DO THIS: Print the data exactly as it is given, please.
=== DATA LISTING ===
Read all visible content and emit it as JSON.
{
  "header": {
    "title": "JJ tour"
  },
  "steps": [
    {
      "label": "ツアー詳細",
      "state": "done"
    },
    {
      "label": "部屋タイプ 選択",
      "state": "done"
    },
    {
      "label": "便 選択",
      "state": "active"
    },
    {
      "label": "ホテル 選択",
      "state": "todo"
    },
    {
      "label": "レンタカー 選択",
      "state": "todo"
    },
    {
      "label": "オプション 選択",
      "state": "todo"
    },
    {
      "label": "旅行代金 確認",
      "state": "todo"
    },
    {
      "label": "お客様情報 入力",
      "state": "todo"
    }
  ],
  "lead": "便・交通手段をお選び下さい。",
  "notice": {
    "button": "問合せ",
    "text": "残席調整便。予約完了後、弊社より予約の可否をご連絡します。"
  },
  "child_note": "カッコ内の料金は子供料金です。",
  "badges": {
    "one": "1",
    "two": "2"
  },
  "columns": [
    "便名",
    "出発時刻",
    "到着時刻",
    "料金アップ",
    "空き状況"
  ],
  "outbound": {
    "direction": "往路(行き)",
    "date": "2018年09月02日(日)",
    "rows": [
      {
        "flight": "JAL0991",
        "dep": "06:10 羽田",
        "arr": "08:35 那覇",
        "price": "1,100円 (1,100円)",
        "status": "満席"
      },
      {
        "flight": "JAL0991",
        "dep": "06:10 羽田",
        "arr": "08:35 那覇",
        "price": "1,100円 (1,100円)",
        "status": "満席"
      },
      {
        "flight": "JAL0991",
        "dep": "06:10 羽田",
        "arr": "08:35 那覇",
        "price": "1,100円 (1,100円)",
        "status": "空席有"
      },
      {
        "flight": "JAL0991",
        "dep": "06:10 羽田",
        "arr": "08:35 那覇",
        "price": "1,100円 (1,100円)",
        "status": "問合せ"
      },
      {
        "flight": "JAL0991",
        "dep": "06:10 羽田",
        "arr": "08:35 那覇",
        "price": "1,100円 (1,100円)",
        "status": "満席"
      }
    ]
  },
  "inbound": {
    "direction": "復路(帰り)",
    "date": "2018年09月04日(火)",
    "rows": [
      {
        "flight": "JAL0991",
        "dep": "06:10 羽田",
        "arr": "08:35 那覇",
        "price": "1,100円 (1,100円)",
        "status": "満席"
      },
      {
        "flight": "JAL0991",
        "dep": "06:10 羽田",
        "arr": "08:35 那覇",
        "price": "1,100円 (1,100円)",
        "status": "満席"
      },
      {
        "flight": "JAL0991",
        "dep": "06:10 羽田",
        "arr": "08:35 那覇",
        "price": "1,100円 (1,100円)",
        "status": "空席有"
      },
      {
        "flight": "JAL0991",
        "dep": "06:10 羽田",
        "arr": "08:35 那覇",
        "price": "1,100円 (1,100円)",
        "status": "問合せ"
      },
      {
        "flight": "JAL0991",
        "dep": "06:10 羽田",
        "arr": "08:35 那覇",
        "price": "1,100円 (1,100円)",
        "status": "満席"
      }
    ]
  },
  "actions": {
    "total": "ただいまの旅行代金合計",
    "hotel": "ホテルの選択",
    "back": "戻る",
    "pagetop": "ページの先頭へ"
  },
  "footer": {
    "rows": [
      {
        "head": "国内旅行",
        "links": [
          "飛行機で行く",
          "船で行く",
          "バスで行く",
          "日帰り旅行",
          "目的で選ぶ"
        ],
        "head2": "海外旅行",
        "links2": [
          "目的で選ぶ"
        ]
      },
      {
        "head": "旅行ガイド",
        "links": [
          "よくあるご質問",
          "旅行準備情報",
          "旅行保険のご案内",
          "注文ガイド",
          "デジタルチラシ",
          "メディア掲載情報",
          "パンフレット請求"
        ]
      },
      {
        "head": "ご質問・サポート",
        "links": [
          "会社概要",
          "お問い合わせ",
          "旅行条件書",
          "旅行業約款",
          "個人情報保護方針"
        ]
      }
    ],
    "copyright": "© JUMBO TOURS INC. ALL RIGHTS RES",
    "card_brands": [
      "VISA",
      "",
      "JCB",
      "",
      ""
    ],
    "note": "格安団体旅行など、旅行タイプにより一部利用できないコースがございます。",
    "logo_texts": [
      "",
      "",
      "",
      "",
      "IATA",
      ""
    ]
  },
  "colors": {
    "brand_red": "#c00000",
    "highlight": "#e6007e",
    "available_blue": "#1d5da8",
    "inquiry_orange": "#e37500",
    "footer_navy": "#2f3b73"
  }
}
===
FINAL ANSWER:
Read all visible content and emit it as JSON.
{
  "header": {
    "title": "JJ tour"
  },
  "steps": [
    {
      "label": "ツアー詳細",
      "state": "done"
    },
    {
      "label": "部屋タイプ 選択",
      "state": "done"
    },
    {
      "label": "便 選択",
      "state": "active"
    },
    {
      "label": "ホテル 選択",
      "state": "todo"
    },
    {
      "label": "レンタカー 選択",
      "state": "todo"
    },
    {
      "label": "オプション 選択",
      "state": "todo"
    },
    {
      "label": "旅行代金 確認",
      "state": "todo"
    },
    {
      "label": "お客様情報 入力",
      "state": "todo"
    }
  ],
  "lead": "便・交通手段をお選び下さい。",
  "notice": {
    "button": "問合せ",
    "text": "残席調整便。予約完了後、弊社より予約の可否をご連絡します。"
  },
  "child_note": "カッコ内の料金は子供料金です。",
  "badges": {
    "one": "1",
    "two": "2"
  },
  "columns": [
    "便名",
    "出発時刻",
    "到着時刻",
    "料金アップ",
    "空き状況"
  ],
  "outbound": {
    "direction": "往路(行き)",
    "date": "2018年09月02日(日)",
    "rows": [
      {
        "flight": "JAL0991",
        "dep": "06:10 羽田",
        "arr": "08:35 那覇",
        "price": "1,100円 (1,100円)",
        "status": "満席"
      },
      {
        "flight": "JAL0991",
        "dep": "06:10 羽田",
        "arr": "08:35 那覇",
        "price": "1,100円 (1,100円)",
        "status": "満席"
      },
      {
        "flight": "JAL0991",
        "dep": "06:10 羽田",
        "arr": "08:35 那覇",
        "price": "1,100円 (1,100円)",
        "status": "空席有"
      },
      {
        "flight": "JAL0991",
        "dep": "06:10 羽田",
        "arr": "08:35 那覇",
        "price": "1,100円 (1,100円)",
        "status": "問合せ"
      },
      {
        "flight": "JAL0991",
        "dep": "06:10 羽田",
        "arr": "08:35 那覇",
        "price": "1,100円 (1,100円)",
        "status": "満席"
      }
    ]
  },
  "inbound": {
    "direction": "復路(帰り)",
    "date": "2018年09月04日(火)",
    "rows": [
      {
        "flight": "JAL0991",
        "dep": "06:10 羽田",
        "arr": "08:35 那覇",
        "price": "1,100円 (1,100円)",
        "status": "満席"
      },
      {
        "flight": "JAL0991",
        "dep": "06:10 羽田",
        "arr": "08:35 那覇",
        "price": "1,100円 (1,100円)",
        "status": "満席"
      },
      {
        "flight": "JAL0991",
        "dep": "06:10 羽田",
        "arr": "08:35 那覇",
        "price": "1,100円 (1,100円)",
        "status": "空席有"
      },
      {
        "flight": "JAL0991",
        "dep": "06:10 羽田",
        "arr": "08:35 那覇",
        "price": "1,100円 (1,100円)",
        "status": "問合せ"
      },
      {
        "flight": "JAL0991",
        "dep": "06:10 羽田",
        "arr": "08:35 那覇",
        "price": "1,100円 (1,100円)",
        "status": "満席"
      }
    ]
  },
  "actions": {
    "total": "ただいまの旅行代金合計",
    "hotel": "ホテルの選択",
    "back": "戻る",
    "pagetop": "ページの先頭へ"
  },
  "footer": {
    "rows": [
      {
        "head": "国内旅行",
        "links": [
          "飛行機で行く",
          "船で行く",
          "バスで行く",
          "日帰り旅行",
          "目的で選ぶ"
        ],
        "head2": "海外旅行",
        "links2": [
          "目的で選ぶ"
        ]
      },
      {
        "head": "旅行ガイド",
        "links": [
          "よくあるご質問",
          "旅行準備情報",
          "旅行保険のご案内",
          "注文ガイド",
          "デジタルチラシ",
          "メディア掲載情報",
          "パンフレット請求"
        ]
      },
      {
        "head": "ご質問・サポート",
        "links": [
          "会社概要",
          "お問い合わせ",
          "旅行条件書",
          "旅行業約款",
          "個人情報保護方針"
        ]
      }
    ],
    "copyright": "© JUMBO TOURS INC. ALL RIGHTS RES",
    "card_brands": [
      "VISA",
      "",
      "JCB",
      "",
      ""
    ],
    "note": "格安団体旅行など、旅行タイプにより一部利用できないコースがございます。",
    "logo_texts": [
      "",
      "",
      "",
      "",
      "IATA",
      ""
    ]
  },
  "colors": {
    "brand_red": "#c00000",
    "highlight": "#e6007e",
    "available_blue": "#1d5da8",
    "inquiry_orange": "#e37500",
    "footer_navy": "#2f3b73"
  }
}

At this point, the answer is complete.